:: TEXT SECTION ::

What you will learn

SENG 41283 Distributed & Cloud Computing is the Year 4 course that addresses the design and engineering of systems in which components located at networked computers communicate and coordinate their actions only by passing messages. It covers the full stack of distributed systems knowledge: from foundational communication models through to the cloud-native architectures that run today's internet-scale services.

You will develop four interlocking capabilities: reasoning about distributed system properties (concurrency, no global clock, independent failures); understanding communication at every level from UDP sockets to RPC, RMI, and microservices; applying correctness principles — security, replication, and distributed transactions; and working with modern cloud infrastructure — Kubernetes, containerisation, and cloud-native patterns.

4 Parts · 12 Lectures · 4 Blog Assignments · 2 Programming Exercises

Part I — Foundations (L1–L4): Characterization, system models, networking, interprocess communication.
Part II — Communication (L5–L7): Remote invocation, monolithic vs microservices, indirect communication.
Part III — Reliability & Security (L8–L10): Security, replication, distributed transactions.
Part IV — Advanced Topics (L11–L12): Cryptography, remote invocation deep dive.

:::
:: INFORMATION PROVIDED ::

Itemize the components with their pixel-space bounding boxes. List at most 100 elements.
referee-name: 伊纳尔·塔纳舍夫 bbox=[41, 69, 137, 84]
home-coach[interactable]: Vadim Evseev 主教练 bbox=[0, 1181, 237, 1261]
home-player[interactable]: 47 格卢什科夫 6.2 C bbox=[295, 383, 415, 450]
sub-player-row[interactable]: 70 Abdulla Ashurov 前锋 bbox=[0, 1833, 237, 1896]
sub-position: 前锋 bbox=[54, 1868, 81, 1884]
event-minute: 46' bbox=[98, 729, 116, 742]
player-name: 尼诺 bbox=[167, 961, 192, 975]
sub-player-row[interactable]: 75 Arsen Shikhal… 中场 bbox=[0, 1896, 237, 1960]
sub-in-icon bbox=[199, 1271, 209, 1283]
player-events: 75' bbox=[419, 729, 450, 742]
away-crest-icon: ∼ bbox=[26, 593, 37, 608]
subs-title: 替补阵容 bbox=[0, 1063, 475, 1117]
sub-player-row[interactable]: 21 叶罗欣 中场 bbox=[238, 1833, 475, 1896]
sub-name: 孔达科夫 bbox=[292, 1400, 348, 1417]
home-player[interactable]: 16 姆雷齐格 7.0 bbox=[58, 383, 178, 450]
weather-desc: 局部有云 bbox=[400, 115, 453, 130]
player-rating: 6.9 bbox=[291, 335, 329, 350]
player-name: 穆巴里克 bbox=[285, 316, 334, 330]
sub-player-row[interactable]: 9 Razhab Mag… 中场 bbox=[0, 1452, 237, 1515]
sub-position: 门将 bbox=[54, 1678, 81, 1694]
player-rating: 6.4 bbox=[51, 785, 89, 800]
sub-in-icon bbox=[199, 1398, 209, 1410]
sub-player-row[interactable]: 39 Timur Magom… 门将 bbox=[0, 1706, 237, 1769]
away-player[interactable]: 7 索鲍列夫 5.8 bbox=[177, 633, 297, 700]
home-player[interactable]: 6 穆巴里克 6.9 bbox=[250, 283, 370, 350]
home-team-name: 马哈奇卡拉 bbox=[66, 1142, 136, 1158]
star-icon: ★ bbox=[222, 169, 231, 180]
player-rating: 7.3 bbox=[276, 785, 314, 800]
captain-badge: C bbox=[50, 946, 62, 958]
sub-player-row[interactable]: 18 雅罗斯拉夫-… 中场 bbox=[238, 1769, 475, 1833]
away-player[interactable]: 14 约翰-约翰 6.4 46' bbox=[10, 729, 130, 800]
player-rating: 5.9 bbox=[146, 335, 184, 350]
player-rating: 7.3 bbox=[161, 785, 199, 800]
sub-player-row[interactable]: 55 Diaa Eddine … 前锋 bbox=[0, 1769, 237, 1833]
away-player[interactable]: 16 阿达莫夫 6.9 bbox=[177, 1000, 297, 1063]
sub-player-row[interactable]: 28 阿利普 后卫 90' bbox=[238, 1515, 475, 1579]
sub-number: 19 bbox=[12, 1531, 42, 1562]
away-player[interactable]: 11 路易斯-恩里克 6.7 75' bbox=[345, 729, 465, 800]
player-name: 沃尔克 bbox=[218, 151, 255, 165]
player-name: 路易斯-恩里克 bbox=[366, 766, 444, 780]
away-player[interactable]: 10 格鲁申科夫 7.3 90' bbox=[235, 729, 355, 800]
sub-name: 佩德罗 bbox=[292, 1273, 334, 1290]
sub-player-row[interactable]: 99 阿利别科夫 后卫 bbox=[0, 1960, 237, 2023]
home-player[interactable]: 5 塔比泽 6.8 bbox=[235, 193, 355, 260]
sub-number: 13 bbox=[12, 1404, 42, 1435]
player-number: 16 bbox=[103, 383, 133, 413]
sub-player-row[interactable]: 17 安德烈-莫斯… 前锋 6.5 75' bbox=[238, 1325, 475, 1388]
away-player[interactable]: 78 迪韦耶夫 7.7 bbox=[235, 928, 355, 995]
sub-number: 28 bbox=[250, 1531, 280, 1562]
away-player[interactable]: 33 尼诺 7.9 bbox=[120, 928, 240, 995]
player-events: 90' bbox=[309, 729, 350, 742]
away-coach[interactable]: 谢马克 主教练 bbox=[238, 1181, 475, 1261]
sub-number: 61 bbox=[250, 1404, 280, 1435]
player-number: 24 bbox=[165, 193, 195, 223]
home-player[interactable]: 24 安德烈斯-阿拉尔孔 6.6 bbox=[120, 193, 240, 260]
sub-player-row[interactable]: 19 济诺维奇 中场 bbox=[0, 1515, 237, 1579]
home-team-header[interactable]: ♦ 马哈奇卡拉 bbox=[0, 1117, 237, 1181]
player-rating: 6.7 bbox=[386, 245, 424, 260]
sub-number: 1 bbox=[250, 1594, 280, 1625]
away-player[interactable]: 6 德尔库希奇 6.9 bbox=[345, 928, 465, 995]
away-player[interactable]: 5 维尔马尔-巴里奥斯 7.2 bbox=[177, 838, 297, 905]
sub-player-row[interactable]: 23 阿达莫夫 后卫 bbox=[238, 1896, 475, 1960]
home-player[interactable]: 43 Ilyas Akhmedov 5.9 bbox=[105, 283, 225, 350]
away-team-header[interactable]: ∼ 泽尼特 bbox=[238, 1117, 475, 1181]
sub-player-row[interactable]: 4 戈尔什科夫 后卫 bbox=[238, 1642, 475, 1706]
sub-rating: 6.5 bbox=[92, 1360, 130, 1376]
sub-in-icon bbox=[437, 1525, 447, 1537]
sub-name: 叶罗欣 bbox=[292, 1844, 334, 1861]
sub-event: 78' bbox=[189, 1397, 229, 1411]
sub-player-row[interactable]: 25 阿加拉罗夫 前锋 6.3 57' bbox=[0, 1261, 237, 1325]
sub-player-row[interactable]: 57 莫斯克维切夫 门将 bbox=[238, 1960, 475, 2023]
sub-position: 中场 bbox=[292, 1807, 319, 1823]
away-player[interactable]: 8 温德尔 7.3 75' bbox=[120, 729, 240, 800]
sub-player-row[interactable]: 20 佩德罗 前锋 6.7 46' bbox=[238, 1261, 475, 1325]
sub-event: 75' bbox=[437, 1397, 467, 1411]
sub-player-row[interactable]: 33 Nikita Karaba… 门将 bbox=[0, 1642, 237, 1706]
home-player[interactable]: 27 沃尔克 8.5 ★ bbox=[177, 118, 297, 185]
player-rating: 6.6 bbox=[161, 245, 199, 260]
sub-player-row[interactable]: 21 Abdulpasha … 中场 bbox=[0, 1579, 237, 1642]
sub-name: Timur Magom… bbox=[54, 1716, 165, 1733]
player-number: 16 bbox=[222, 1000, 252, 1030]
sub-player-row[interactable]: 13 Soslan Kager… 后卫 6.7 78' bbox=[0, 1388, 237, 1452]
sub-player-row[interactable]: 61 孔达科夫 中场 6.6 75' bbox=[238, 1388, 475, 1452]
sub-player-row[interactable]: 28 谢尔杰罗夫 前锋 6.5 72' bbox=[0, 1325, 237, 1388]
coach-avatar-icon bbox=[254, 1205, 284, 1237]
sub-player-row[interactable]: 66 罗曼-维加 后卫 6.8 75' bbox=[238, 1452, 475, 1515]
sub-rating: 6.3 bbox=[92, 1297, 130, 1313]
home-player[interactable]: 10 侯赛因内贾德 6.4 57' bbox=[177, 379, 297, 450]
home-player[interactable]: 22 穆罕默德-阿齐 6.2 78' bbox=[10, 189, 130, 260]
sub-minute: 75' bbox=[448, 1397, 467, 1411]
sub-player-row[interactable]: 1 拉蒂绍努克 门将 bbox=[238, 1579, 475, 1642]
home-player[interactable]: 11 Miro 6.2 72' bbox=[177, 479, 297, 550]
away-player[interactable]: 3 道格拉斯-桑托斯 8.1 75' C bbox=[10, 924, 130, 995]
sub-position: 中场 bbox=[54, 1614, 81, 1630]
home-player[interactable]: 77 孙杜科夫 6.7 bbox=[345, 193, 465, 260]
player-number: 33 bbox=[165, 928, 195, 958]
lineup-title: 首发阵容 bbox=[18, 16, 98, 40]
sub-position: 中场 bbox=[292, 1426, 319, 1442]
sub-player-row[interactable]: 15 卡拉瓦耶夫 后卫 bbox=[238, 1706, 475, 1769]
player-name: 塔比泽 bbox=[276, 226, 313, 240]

:::

CHECK YOUR UNDERSTANDING —
(1) Reproduce everything in the course description from "What you will" down to "and cloud-native patterns.".
(2) In the course description, which three topics make up Part III?
(3) Extend the course description, picking up after its final line.
The listing is independent material, unrelated to the course description.

ANSWERS IN ORDER —
(1)
What you will learn

SENG 41283 Distributed & Cloud Computing is the Year 4 course that addresses the design and engineering of systems in which components located at networked computers communicate and coordinate their actions only by passing messages. It covers the full stack of distributed systems knowledge: from foundational communication models through to the cloud-native architectures that run today's internet-scale services.

You will develop four interlocking capabilities: reasoning about distributed system properties (concurrency, no global clock, independent failures); understanding communication at every level from UDP sockets to RPC, RMI, and microservices; applying correctness principles — security, replication, and distributed transactions; and working with modern cloud infrastructure — Kubernetes, containerisation, and cloud-native patterns.

(2) Security, replication, and distributed transactions.

(3)
Assessment: Blog Post 1 (10%) — Individual, due after L01. Blog Post 2 (10%) — Individual, due after L04. Blog Post 3 (10%) — Individual, due after L07. Blog Post 4 ×3 (15%) — Individual, due after L11. Programming Exercises (10%) — E1 after L05, E2 after L12. Final Examination (45%) — covers all four parts.

I

Foundations

Lectures 01 – 04 · The substrate of every distributed system — from definition to network protocols

Characterization of Distributed Systems
The definition, properties, types, and engineering challenges
L01 · Part I · Coulouris §1.1–1.5
01
  • Definition: components at networked computers communicating only by message passing
  • Three core characteristics: concurrency, no global clock, independent failures
  • Seven desired properties: Fault-Tolerant, Highly Available, Recoverable, Consistent, Scalable, Predictable Performance, Secure
  • Architecture types: Client-Server, Three-Tier, N-Tier, Peer-to-Peer
  • Trends: pervasive networking, ubiquitous computing, multimedia, utility computing
  • Challenges: heterogeneity, openness, security, scalability, failure handling, transparency
System Models
Physical, architectural, and fundamental models of distributed systems
L02 · Part I · Coulouris §2.1–2.4
02
  • Physical models: three generations (early, internet-scale, contemporary with cloud)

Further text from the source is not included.